• _Problem to work on_
Find the lines that hold the word "this" and return them.

— Begin —

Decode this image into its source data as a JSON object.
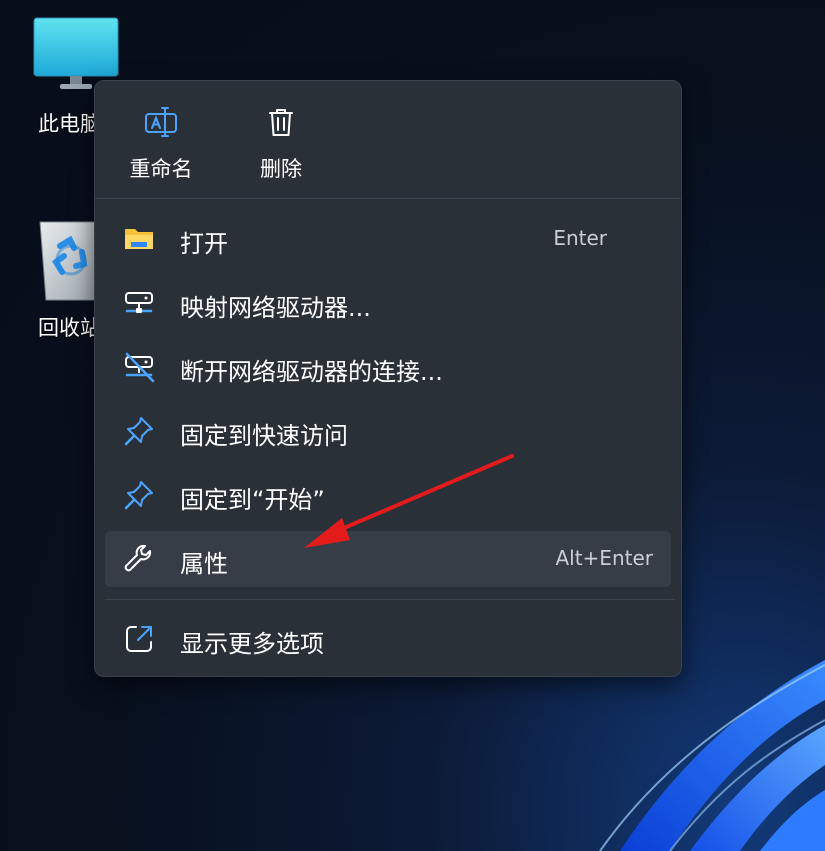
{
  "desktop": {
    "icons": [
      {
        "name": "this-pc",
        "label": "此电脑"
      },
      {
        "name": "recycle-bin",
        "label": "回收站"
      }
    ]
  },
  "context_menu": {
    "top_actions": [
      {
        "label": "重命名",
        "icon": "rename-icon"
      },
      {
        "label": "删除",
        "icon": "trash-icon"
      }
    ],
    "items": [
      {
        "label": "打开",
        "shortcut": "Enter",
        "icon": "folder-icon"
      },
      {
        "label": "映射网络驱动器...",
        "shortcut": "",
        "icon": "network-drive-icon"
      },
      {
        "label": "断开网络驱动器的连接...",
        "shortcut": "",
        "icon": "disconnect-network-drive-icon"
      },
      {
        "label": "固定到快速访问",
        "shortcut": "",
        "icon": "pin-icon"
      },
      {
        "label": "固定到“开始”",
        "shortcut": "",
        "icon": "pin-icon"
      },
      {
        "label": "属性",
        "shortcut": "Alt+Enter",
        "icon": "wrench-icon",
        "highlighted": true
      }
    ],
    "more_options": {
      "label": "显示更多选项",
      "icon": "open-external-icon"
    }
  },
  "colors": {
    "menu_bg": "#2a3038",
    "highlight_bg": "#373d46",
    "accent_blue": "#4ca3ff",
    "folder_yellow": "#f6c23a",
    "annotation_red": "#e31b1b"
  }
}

— End —
— Begin —

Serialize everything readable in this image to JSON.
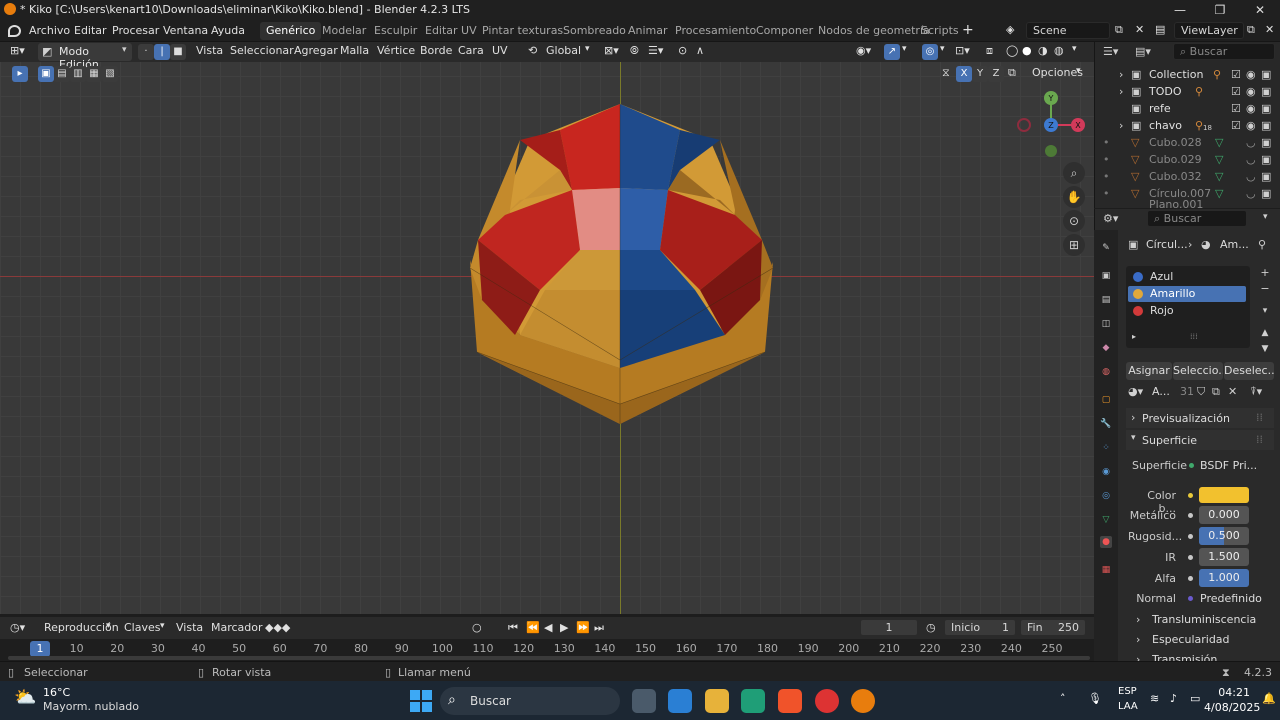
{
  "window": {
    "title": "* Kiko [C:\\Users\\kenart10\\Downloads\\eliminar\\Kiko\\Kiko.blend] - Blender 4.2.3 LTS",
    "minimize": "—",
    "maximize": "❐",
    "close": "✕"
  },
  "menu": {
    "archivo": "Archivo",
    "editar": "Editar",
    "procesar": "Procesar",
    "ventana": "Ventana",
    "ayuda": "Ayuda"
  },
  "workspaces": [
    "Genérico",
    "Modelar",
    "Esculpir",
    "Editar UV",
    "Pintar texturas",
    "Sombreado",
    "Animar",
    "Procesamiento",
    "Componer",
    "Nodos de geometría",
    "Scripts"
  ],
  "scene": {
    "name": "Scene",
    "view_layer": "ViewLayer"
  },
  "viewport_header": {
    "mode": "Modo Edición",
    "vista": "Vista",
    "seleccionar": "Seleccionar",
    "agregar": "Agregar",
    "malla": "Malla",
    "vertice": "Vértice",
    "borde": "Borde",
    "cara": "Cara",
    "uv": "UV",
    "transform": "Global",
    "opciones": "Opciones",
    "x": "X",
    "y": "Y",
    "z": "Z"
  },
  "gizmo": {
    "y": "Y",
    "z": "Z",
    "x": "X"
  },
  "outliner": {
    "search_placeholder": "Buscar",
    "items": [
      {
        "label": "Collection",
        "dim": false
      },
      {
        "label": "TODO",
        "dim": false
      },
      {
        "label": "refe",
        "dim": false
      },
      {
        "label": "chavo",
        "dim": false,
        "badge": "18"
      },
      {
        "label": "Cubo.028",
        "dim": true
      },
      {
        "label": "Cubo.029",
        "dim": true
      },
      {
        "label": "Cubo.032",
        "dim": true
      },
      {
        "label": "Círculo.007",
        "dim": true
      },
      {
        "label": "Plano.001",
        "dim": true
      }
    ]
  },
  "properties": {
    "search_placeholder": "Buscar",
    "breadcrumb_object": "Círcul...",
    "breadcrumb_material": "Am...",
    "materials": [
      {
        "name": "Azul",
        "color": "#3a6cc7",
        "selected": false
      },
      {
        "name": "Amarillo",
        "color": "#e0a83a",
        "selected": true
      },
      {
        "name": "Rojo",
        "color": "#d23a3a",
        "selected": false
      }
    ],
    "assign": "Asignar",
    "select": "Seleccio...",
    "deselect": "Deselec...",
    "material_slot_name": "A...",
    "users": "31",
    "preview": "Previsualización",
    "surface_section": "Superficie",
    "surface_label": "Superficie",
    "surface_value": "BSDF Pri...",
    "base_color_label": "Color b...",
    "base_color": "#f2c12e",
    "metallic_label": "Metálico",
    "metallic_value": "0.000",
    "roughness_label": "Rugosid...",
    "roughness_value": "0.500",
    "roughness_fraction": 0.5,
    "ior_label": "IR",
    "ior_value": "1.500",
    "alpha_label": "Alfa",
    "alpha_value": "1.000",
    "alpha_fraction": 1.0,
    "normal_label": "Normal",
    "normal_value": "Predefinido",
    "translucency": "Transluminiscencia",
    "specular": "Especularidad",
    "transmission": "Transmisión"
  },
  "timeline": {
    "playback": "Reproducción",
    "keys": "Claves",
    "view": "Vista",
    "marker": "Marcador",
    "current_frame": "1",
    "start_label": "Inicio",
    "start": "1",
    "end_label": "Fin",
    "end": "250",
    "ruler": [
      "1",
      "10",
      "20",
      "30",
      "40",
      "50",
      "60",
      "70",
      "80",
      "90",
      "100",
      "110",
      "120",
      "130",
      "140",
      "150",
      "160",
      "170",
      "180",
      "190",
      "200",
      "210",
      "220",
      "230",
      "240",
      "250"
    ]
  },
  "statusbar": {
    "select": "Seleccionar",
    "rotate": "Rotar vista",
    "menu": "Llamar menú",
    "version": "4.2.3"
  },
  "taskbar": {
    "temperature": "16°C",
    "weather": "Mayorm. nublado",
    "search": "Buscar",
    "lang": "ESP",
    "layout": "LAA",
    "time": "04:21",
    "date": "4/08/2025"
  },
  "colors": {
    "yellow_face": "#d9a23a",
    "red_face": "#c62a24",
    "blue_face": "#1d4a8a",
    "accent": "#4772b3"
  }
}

— End —

• _Reply_
Decode this image into its source data as a JSON object.
        "name": "this-pc",
Serialize everything readable in this image to JSON.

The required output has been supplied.